→ GIVEN TASK
Quote every entry word for word.

** Begin EXCERPTED RECORDS **

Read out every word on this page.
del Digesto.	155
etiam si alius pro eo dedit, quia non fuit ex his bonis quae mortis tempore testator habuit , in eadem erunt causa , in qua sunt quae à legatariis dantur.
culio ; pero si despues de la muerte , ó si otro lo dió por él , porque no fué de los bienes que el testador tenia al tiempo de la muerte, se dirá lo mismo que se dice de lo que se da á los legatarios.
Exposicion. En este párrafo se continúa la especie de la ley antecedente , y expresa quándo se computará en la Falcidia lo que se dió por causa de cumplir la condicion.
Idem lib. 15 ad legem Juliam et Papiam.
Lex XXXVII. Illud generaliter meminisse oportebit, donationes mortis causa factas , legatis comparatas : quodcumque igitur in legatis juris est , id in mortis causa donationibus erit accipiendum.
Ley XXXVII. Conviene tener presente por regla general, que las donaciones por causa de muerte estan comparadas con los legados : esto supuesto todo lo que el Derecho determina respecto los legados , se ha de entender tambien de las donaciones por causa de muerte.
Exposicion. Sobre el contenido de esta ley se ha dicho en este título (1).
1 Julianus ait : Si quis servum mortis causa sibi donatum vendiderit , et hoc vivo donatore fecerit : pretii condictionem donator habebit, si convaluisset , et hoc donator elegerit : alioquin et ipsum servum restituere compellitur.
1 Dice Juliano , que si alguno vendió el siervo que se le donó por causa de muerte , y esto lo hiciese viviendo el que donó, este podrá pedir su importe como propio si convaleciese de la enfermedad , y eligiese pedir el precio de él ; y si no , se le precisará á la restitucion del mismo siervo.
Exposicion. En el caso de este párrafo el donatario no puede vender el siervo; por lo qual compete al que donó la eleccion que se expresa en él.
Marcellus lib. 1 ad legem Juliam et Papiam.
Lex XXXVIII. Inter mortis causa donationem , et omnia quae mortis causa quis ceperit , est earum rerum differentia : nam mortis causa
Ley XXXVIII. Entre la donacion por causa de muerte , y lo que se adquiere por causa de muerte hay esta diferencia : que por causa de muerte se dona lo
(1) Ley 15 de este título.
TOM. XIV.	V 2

** End EXCERPTED RECORDS **

→ THE RESPONSE
Read out every word on this page.
del Digesto.	155
etiam si alius pro eo dedit, quia non fuit ex his bonis quae mortis tempore testator habuit , in eadem erunt causa , in qua sunt quae à legatariis dantur.
culio ; pero si despues de la muerte , ó si otro lo dió por él , porque no fué de los bienes que el testador tenia al tiempo de la muerte, se dirá lo mismo que se dice de lo que se da á los legatarios.
Exposicion. En este párrafo se continúa la especie de la ley antecedente , y expresa quándo se computará en la Falcidia lo que se dió por causa de cumplir la condicion.
Idem lib. 15 ad legem Juliam et Papiam.
Lex XXXVII. Illud generaliter meminisse oportebit, donationes mortis causa factas , legatis comparatas : quodcumque igitur in legatis juris est , id in mortis causa donationibus erit accipiendum.
Ley XXXVII. Conviene tener presente por regla general, que las donaciones por causa de muerte estan comparadas con los legados : esto supuesto todo lo que el Derecho determina respecto los legados , se ha de entender tambien de las donaciones por causa de muerte.
Exposicion. Sobre el contenido de esta ley se ha dicho en este título (1).
1 Julianus ait : Si quis servum mortis causa sibi donatum vendiderit , et hoc vivo donatore fecerit : pretii condictionem donator habebit, si convaluisset , et hoc donator elegerit : alioquin et ipsum servum restituere compellitur.
1 Dice Juliano , que si alguno vendió el siervo que se le donó por causa de muerte , y esto lo hiciese viviendo el que donó, este podrá pedir su importe como propio si convaleciese de la enfermedad , y eligiese pedir el precio de él ; y si no , se le precisará á la restitucion del mismo siervo.
Exposicion. En el caso de este párrafo el donatario no puede vender el siervo; por lo qual compete al que donó la eleccion que se expresa en él.
Marcellus lib. 1 ad legem Juliam et Papiam.
Lex XXXVIII. Inter mortis causa donationem , et omnia quae mortis causa quis ceperit , est earum rerum differentia : nam mortis causa
Ley XXXVIII. Entre la donacion por causa de muerte , y lo que se adquiere por causa de muerte hay esta diferencia : que por causa de muerte se dona lo
(1) Ley 15 de este título.
TOM. XIV.	V 2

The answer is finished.